What is being asked — Restate each entry word for word, leaving nothing out.

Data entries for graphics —
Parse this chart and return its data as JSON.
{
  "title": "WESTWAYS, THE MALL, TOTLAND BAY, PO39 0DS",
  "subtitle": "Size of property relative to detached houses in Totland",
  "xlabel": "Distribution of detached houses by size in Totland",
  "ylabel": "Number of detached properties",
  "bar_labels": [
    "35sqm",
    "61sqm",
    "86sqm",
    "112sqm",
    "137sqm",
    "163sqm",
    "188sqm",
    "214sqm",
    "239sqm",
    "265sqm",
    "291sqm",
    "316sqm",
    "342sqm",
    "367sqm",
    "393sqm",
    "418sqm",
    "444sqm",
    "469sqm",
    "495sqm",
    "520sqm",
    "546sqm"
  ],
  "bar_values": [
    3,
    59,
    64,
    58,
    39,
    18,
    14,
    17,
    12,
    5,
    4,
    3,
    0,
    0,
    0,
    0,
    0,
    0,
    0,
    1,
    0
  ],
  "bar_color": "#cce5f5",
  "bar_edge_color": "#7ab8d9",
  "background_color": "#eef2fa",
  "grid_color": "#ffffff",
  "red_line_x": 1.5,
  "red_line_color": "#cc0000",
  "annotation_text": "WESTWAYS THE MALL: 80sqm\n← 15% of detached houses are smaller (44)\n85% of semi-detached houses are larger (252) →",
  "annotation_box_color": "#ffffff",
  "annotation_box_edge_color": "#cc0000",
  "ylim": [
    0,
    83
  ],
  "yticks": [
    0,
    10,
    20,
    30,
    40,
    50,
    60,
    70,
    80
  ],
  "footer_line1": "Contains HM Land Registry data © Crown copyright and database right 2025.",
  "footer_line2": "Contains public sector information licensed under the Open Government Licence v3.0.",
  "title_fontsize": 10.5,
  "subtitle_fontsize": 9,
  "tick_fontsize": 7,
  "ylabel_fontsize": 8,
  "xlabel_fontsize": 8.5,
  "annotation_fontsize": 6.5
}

Solution to the problem —
Parse this chart and return its data as JSON.
{
  "title": "WESTWAYS, THE MALL, TOTLAND BAY, PO39 0DS",
  "subtitle": "Size of property relative to detached houses in Totland",
  "xlabel": "Distribution of detached houses by size in Totland",
  "ylabel": "Number of detached properties",
  "bar_labels": [
    "35sqm",
    "61sqm",
    "86sqm",
    "112sqm",
    "137sqm",
    "163sqm",
    "188sqm",
    "214sqm",
    "239sqm",
    "265sqm",
    "291sqm",
    "316sqm",
    "342sqm",
    "367sqm",
    "393sqm",
    "418sqm",
    "444sqm",
    "469sqm",
    "495sqm",
    "520sqm",
    "546sqm"
  ],
  "bar_values": [
    3,
    59,
    64,
    58,
    39,
    18,
    14,
    17,
    12,
    5,
    4,
    3,
    0,
    0,
    0,
    0,
    0,
    0,
    0,
    1,
    0
  ],
  "bar_color": "#cce5f5",
  "bar_edge_color": "#7ab8d9",
  "background_color": "#eef2fa",
  "grid_color": "#ffffff",
  "red_line_x": 1.5,
  "red_line_color": "#cc0000",
  "annotation_text": "WESTWAYS THE MALL: 80sqm\n← 15% of detached houses are smaller (44)\n85% of semi-detached houses are larger (252) →",
  "annotation_box_color": "#ffffff",
  "annotation_box_edge_color": "#cc0000",
  "ylim": [
    0,
    83
  ],
  "yticks": [
    0,
    10,
    20,
    30,
    40,
    50,
    60,
    70,
    80
  ],
  "footer_line1": "Contains HM Land Registry data © Crown copyright and database right 2025.",
  "footer_line2": "Contains public sector information licensed under the Open Government Licence v3.0.",
  "title_fontsize": 10.5,
  "subtitle_fontsize": 9,
  "tick_fontsize": 7,
  "ylabel_fontsize": 8,
  "xlabel_fontsize": 8.5,
  "annotation_fontsize": 6.5
}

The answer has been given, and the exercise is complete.